╭─ Excerto de origem

Entretanto, durante a complexa reunião da tarde, um sms que lá consegui espreitar à socapa. O bebé de gorrinho, a caminho de casa. Nem dois dias depois de nascer, alta. Apetecia-me desligar-me da reunião e ficar ali a ver fotografias deles todos.

Já de noite, telefonemas enquanto conduzia e a vontade de os ir ver. Lá fui prometendo que vou tentar não estar sempre lá caída.

A maninha, que até parece mais crescida, toda maternal com o bebé ao colo. Uma ternura. O ex-mais novo desatento. Mais bebé menos bebé. Ainda há dias lhe tinha nascido uma prima, pouco tempo antes, uma outra. O meu filho a cozinhar frango no forno, um cheirinho bom a comida, os três meninos ali no sofá, o pai e a mãe todos contentes. Um casulo de serenidade e harmonia. E eu enlevada. 

Agora, já arrumei umas coisas cá em casa, já passei umas coisas a ferro, já jantámos. Cheguei ao sofá cheia de sono.

╰─
╭─ Material fornecido

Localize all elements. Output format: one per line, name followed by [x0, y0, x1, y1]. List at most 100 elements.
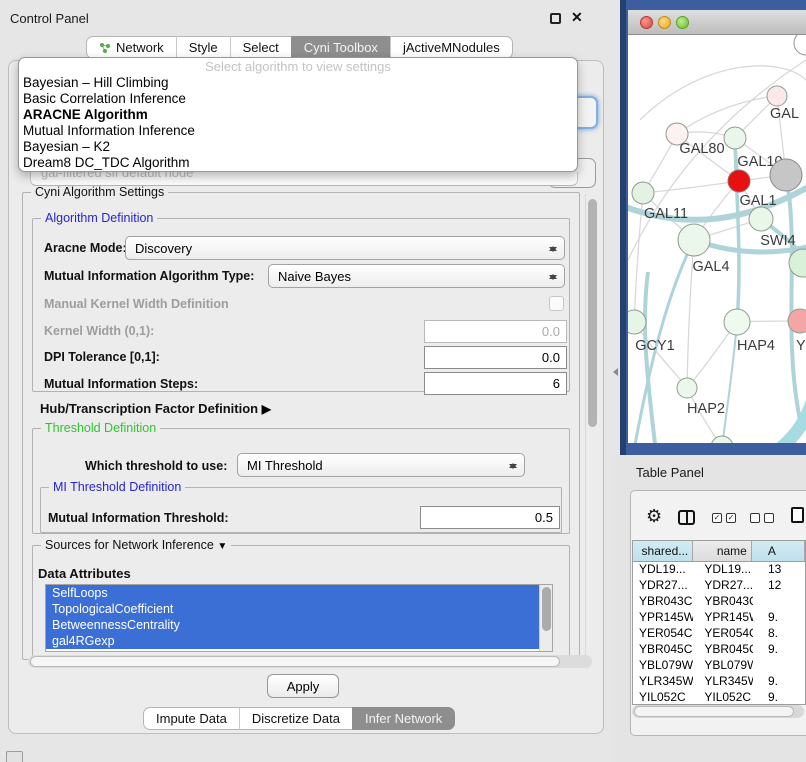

╰─

Objetivo da tarefa
Continua o excerto sobre a chegada do bebé recém-nascido a casa, a partir da última frase apresentada. Os dados são material à parte e nada têm a ver com o excerto.

Resposta ao problema
Em que altura uma pessoa deve começar a pensar que está na altura de se preparar para mudar de vida? Ou não é assim que isso funciona? Chega um dia e bye bye, por aqui me desbaldo...? Também não, acho eu. Não sei. Também não me apetece agora falar nisto. Ainda falta muito tempo para atingir a idade da reforma, nem vale a pena perder tempo a pensar em tal coisa. 

Seja como for, também não me apetece comentar o que quer que seja da actualidade. Fiz zapping. Sempre a mesma coisa: futebol, debates, telenovelas, a quinta, passadeira vermelha, Pedro Adão e Silva, Rui Tavares, um outro em que não reparei a debaterem. Não me apetece ouvir ou ver nada disso. Pus na 2, um programa sobre a China, parece-me. Mas também não me apetece perceber de que se trata.


Preciso de uma música lenta. Talvez também de imagens silenciosas.




Ou palavras rodeadas de silêncio e de azul.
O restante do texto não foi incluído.